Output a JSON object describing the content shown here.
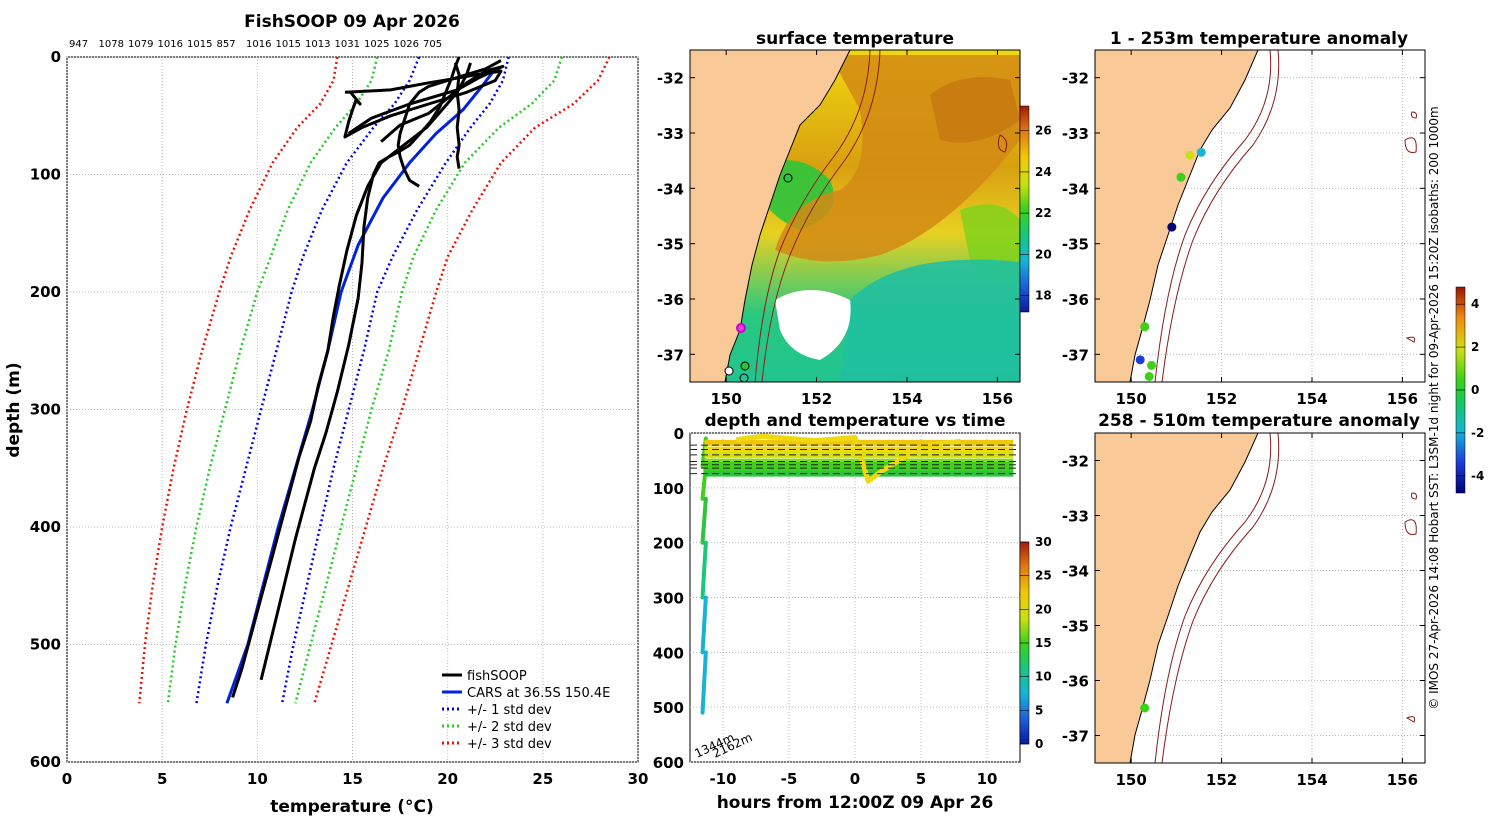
{
  "profile": {
    "title": "FishSOOP 09 Apr 2026",
    "top_labels": [
      "947",
      "1078",
      "1079",
      "1016",
      "1015",
      "857",
      "1016",
      "1015",
      "1013",
      "1031",
      "1025",
      "1026",
      "705"
    ],
    "xlabel": "temperature",
    "xlabel_unit": "(°C)",
    "ylabel": "depth (m)",
    "legend": [
      "fishSOOP",
      "CARS at 36.5S 150.4E",
      "+/- 1 std dev",
      "+/- 2 std dev",
      "+/- 3 std dev"
    ]
  },
  "sst_panel": {
    "title": "surface temperature"
  },
  "time_panel": {
    "title": "depth and temperature vs time",
    "xlabel": "hours from 12:00Z 09 Apr 26",
    "annotations": [
      "1344m",
      "2162m"
    ]
  },
  "anom1_panel": {
    "title": "1 - 253m temperature anomaly"
  },
  "anom2_panel": {
    "title": "258 - 510m temperature anomaly"
  },
  "side_note": "© IMOS 27-Apr-2026 14:08 Hobart SST: L3SM-1d night for 09-Apr-2026 15:20Z isobaths: 200  1000m",
  "colors": {
    "land": "#f9c997",
    "cars": "#0022dd",
    "std1": "#0000ee",
    "std2": "#22cc22",
    "std3": "#ee1100"
  },
  "chart_data": [
    {
      "type": "line",
      "title": "FishSOOP 09 Apr 2026",
      "xlabel": "temperature (°C)",
      "ylabel": "depth (m)",
      "xlim": [
        0,
        30
      ],
      "ylim": [
        600,
        0
      ],
      "xticks": [
        0,
        5,
        10,
        15,
        20,
        25,
        30
      ],
      "yticks": [
        0,
        100,
        200,
        300,
        400,
        500,
        600
      ],
      "series": [
        {
          "name": "CARS at 36.5S 150.4E",
          "color": "#0022dd",
          "style": "solid",
          "t": [
            22.5,
            21.8,
            20.8,
            19.4,
            18.0,
            16.6,
            15.3,
            14.4,
            13.7,
            12.9,
            12.0,
            11.1,
            10.3,
            9.5,
            8.4
          ],
          "z": [
            10,
            25,
            45,
            65,
            90,
            120,
            160,
            200,
            250,
            300,
            350,
            400,
            450,
            500,
            550
          ]
        },
        {
          "name": "+/- 1 std dev",
          "color": "#0000ee",
          "style": "dotted",
          "t": [
            23.2,
            22.9,
            22.2,
            21.2,
            19.9,
            18.4,
            17.1,
            16.3,
            15.6,
            14.8,
            14.0,
            13.3,
            12.6,
            11.9,
            11.3
          ],
          "z": [
            0,
            20,
            40,
            60,
            90,
            130,
            170,
            200,
            250,
            300,
            350,
            400,
            450,
            500,
            550
          ]
        },
        {
          "name": "+/- 1 std dev",
          "color": "#0000ee",
          "style": "dotted",
          "t": [
            18.5,
            18.0,
            17.2,
            16.1,
            14.7,
            13.4,
            12.4,
            11.8,
            11.0,
            10.2,
            9.4,
            8.6,
            7.9,
            7.3,
            6.8
          ],
          "z": [
            0,
            20,
            40,
            60,
            90,
            130,
            170,
            200,
            250,
            300,
            350,
            400,
            450,
            500,
            550
          ]
        },
        {
          "name": "+/- 2 std dev",
          "color": "#22cc22",
          "style": "dotted",
          "t": [
            26.0,
            25.6,
            24.4,
            22.7,
            20.9,
            19.4,
            18.2,
            17.6,
            16.9,
            16.0,
            15.2,
            14.4,
            13.6,
            12.8,
            12.0
          ],
          "z": [
            0,
            20,
            40,
            60,
            90,
            130,
            170,
            200,
            250,
            300,
            350,
            400,
            450,
            500,
            550
          ]
        },
        {
          "name": "+/- 2 std dev",
          "color": "#22cc22",
          "style": "dotted",
          "t": [
            16.3,
            16.0,
            15.2,
            14.1,
            12.8,
            11.6,
            10.7,
            10.0,
            9.1,
            8.3,
            7.5,
            6.8,
            6.2,
            5.7,
            5.3
          ],
          "z": [
            0,
            20,
            40,
            60,
            90,
            130,
            170,
            200,
            250,
            300,
            350,
            400,
            450,
            500,
            550
          ]
        },
        {
          "name": "+/- 3 std dev",
          "color": "#ee1100",
          "style": "dotted",
          "t": [
            28.5,
            27.9,
            26.6,
            24.6,
            22.8,
            21.3,
            20.0,
            19.4,
            18.5,
            17.6,
            16.6,
            15.7,
            14.8,
            13.9,
            13.0
          ],
          "z": [
            0,
            20,
            40,
            60,
            90,
            130,
            170,
            200,
            250,
            300,
            350,
            400,
            450,
            500,
            550
          ]
        },
        {
          "name": "+/- 3 std dev",
          "color": "#ee1100",
          "style": "dotted",
          "t": [
            14.2,
            14.0,
            13.3,
            12.1,
            10.8,
            9.6,
            8.6,
            8.0,
            7.1,
            6.3,
            5.6,
            5.0,
            4.5,
            4.1,
            3.8
          ],
          "z": [
            0,
            20,
            40,
            60,
            90,
            130,
            170,
            200,
            250,
            300,
            350,
            400,
            450,
            500,
            550
          ]
        },
        {
          "name": "fishSOOP",
          "color": "#000000",
          "style": "solid",
          "t": [
            21.2,
            21.0,
            20.5,
            19.7,
            18.9,
            17.7,
            16.5,
            15.8,
            15.2,
            14.7,
            14.3,
            14.0,
            13.7,
            13.2,
            12.8,
            12.2,
            11.7,
            11.2,
            10.7,
            10.2,
            9.7,
            9.2,
            8.7
          ],
          "z": [
            5,
            15,
            30,
            45,
            60,
            75,
            90,
            110,
            135,
            165,
            195,
            220,
            250,
            280,
            310,
            340,
            370,
            400,
            430,
            460,
            490,
            520,
            545
          ]
        },
        {
          "name": "fishSOOP",
          "color": "#000000",
          "style": "solid",
          "t": [
            20.6,
            20.4,
            20.2,
            19.9,
            19.6,
            19.1,
            18.5,
            18.0,
            17.5,
            16.9,
            16.4,
            16.1,
            15.8,
            15.6,
            15.5,
            15.3,
            14.8,
            14.2,
            13.6,
            13.0,
            12.5,
            12.0,
            11.4,
            10.8,
            10.2
          ],
          "z": [
            0,
            8,
            18,
            30,
            42,
            55,
            66,
            75,
            80,
            85,
            90,
            100,
            120,
            145,
            175,
            205,
            245,
            285,
            320,
            350,
            380,
            410,
            450,
            490,
            530
          ]
        },
        {
          "name": "fishSOOP",
          "color": "#000000",
          "style": "solid",
          "t": [
            22.8,
            22.0,
            21.0,
            20.0,
            19.0,
            18.5,
            18.0,
            17.7,
            17.5,
            17.4,
            17.5,
            17.7,
            18.0,
            18.5
          ],
          "z": [
            3,
            10,
            15,
            20,
            25,
            30,
            40,
            55,
            65,
            75,
            85,
            95,
            105,
            110
          ]
        },
        {
          "name": "fishSOOP",
          "color": "#000000",
          "style": "solid",
          "t": [
            14.6,
            17.0,
            19.0,
            20.5,
            21.5,
            22.8,
            22.5,
            21.0,
            19.0,
            17.0,
            15.5,
            14.6,
            14.8,
            15.0,
            15.2,
            15.4,
            14.9
          ],
          "z": [
            30,
            28,
            22,
            18,
            15,
            12,
            20,
            30,
            40,
            50,
            60,
            68,
            55,
            45,
            36,
            40,
            30
          ]
        },
        {
          "name": "fishSOOP",
          "color": "#000000",
          "style": "solid",
          "t": [
            14.8,
            16.0,
            18.0,
            20.5,
            21.6,
            22.9,
            22.0,
            21.0,
            20.0,
            19.0,
            17.5,
            16.5
          ],
          "z": [
            65,
            52,
            40,
            28,
            18,
            8,
            12,
            22,
            35,
            48,
            58,
            72
          ]
        },
        {
          "name": "fishSOOP",
          "color": "#000000",
          "style": "solid",
          "t": [
            20.4,
            20.6,
            20.5,
            20.6,
            20.5,
            20.6,
            20.5,
            20.6
          ],
          "z": [
            5,
            15,
            30,
            45,
            60,
            75,
            85,
            95
          ]
        }
      ]
    },
    {
      "type": "heatmap",
      "title": "surface temperature",
      "xlim": [
        149.2,
        156.5
      ],
      "ylim": [
        -37.5,
        -31.5
      ],
      "xticks": [
        150,
        152,
        154,
        156
      ],
      "yticks": [
        -32,
        -33,
        -34,
        -35,
        -36,
        -37
      ],
      "colorbar_ticks": [
        18,
        20,
        22,
        24,
        26
      ]
    },
    {
      "type": "scatter",
      "title": "depth and temperature vs time",
      "xlabel": "hours from 12:00Z 09 Apr 26",
      "xlim": [
        -12.5,
        12.5
      ],
      "ylim": [
        600,
        0
      ],
      "xticks": [
        -10,
        -5,
        0,
        5,
        10
      ],
      "xtick_labels": [
        "-10",
        "-5",
        "0",
        "5",
        "10"
      ],
      "yticks": [
        0,
        100,
        200,
        300,
        400,
        500,
        600
      ],
      "colorbar_ticks": [
        0,
        5,
        10,
        15,
        20,
        25,
        30
      ],
      "reference_depths": [
        22,
        30,
        40,
        52,
        58,
        64,
        74
      ]
    },
    {
      "type": "scatter",
      "title": "1 - 253m temperature anomaly",
      "xlim": [
        149.2,
        156.5
      ],
      "ylim": [
        -37.5,
        -31.5
      ],
      "xticks": [
        150,
        152,
        154,
        156
      ],
      "yticks": [
        -32,
        -33,
        -34,
        -35,
        -36,
        -37
      ],
      "colorbar_ticks": [
        -4,
        -2,
        0,
        2,
        4
      ],
      "points": [
        {
          "lon": 150.3,
          "lat": -36.5,
          "anom": 1.2
        },
        {
          "lon": 150.9,
          "lat": -34.7,
          "anom": -3.5
        },
        {
          "lon": 151.1,
          "lat": -33.8,
          "anom": 0.4
        },
        {
          "lon": 151.3,
          "lat": -33.4,
          "anom": 1.8
        },
        {
          "lon": 151.55,
          "lat": -33.35,
          "anom": -1.5
        },
        {
          "lon": 150.2,
          "lat": -37.1,
          "anom": -1.7
        },
        {
          "lon": 150.45,
          "lat": -37.2,
          "anom": 1.2
        },
        {
          "lon": 150.4,
          "lat": -37.4,
          "anom": 0.6
        }
      ]
    },
    {
      "type": "scatter",
      "title": "258 - 510m temperature anomaly",
      "xlim": [
        149.2,
        156.5
      ],
      "ylim": [
        -37.5,
        -31.5
      ],
      "xticks": [
        150,
        152,
        154,
        156
      ],
      "yticks": [
        -32,
        -33,
        -34,
        -35,
        -36,
        -37
      ],
      "points": [
        {
          "lon": 150.3,
          "lat": -36.5,
          "anom": 0.4
        }
      ]
    }
  ]
}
-=-=-
What is being asked:
Go over the records above line by line and count those holding the word "title". Reply only with the number.

Expected output:
10